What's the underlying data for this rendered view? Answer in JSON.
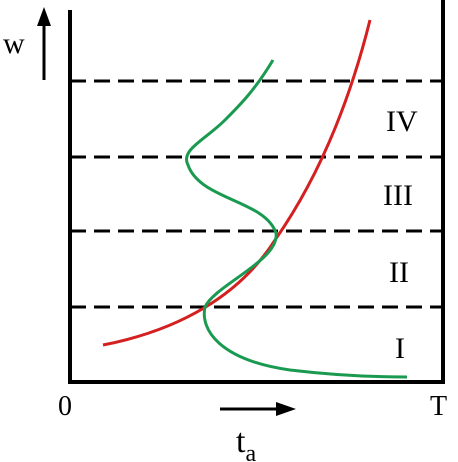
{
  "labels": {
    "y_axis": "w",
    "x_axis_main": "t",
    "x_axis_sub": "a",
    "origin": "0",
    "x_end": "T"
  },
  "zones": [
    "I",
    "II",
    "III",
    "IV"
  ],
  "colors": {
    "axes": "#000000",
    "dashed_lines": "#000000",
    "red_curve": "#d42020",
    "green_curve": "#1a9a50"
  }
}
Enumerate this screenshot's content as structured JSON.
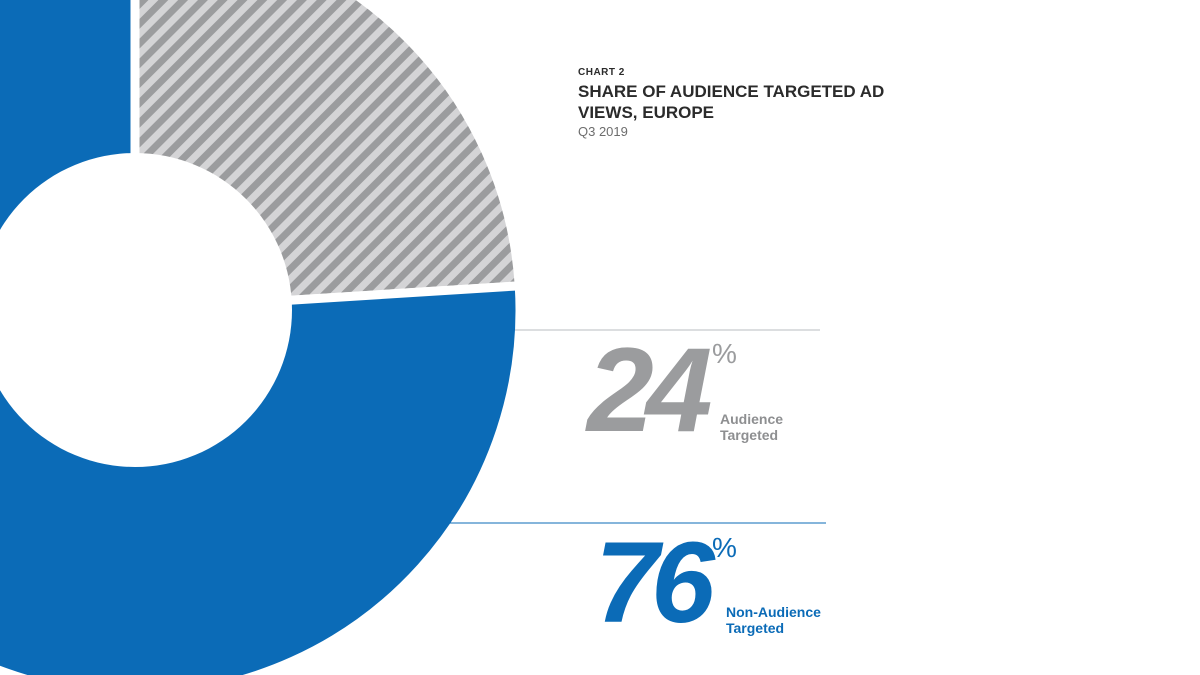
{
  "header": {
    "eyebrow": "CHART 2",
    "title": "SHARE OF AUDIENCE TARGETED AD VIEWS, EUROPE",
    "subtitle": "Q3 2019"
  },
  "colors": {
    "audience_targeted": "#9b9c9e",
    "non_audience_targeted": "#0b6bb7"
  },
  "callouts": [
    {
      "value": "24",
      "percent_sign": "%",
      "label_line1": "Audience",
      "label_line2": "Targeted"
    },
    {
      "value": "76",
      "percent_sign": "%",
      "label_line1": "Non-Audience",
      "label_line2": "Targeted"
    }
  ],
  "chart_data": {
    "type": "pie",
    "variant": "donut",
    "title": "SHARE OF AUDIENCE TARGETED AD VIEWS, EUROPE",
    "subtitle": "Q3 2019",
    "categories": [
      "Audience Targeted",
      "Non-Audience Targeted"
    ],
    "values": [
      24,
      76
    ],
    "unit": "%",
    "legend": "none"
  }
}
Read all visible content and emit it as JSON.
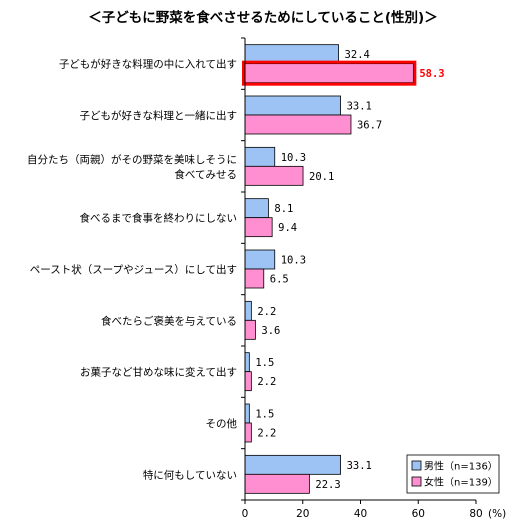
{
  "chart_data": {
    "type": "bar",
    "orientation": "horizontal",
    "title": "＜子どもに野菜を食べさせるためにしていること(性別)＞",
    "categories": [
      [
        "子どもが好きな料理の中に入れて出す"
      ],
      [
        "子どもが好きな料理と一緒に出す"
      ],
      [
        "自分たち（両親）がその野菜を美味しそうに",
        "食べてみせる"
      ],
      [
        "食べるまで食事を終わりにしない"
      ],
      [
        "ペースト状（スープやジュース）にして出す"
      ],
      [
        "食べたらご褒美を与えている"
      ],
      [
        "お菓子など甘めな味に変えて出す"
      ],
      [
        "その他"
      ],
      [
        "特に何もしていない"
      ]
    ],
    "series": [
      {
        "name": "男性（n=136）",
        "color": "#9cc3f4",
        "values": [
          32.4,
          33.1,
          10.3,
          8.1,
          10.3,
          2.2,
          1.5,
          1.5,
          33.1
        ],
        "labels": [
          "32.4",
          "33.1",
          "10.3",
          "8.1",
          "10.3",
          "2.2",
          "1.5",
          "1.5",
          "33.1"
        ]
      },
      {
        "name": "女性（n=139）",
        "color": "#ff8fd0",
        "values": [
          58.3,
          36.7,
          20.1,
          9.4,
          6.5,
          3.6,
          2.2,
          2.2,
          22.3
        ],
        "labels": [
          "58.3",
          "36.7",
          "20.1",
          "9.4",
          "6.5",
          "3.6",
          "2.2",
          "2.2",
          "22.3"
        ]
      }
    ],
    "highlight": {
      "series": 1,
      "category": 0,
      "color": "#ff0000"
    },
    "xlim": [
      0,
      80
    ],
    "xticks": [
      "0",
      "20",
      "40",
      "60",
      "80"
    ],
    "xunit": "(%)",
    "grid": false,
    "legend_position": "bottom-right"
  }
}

※

**Goal:**
From the listing above, pick out each line where the word "content" appears.

**Task output:**
Enumerate this screenshot's content as structured JSON.
Read all visible content and emit it as JSON.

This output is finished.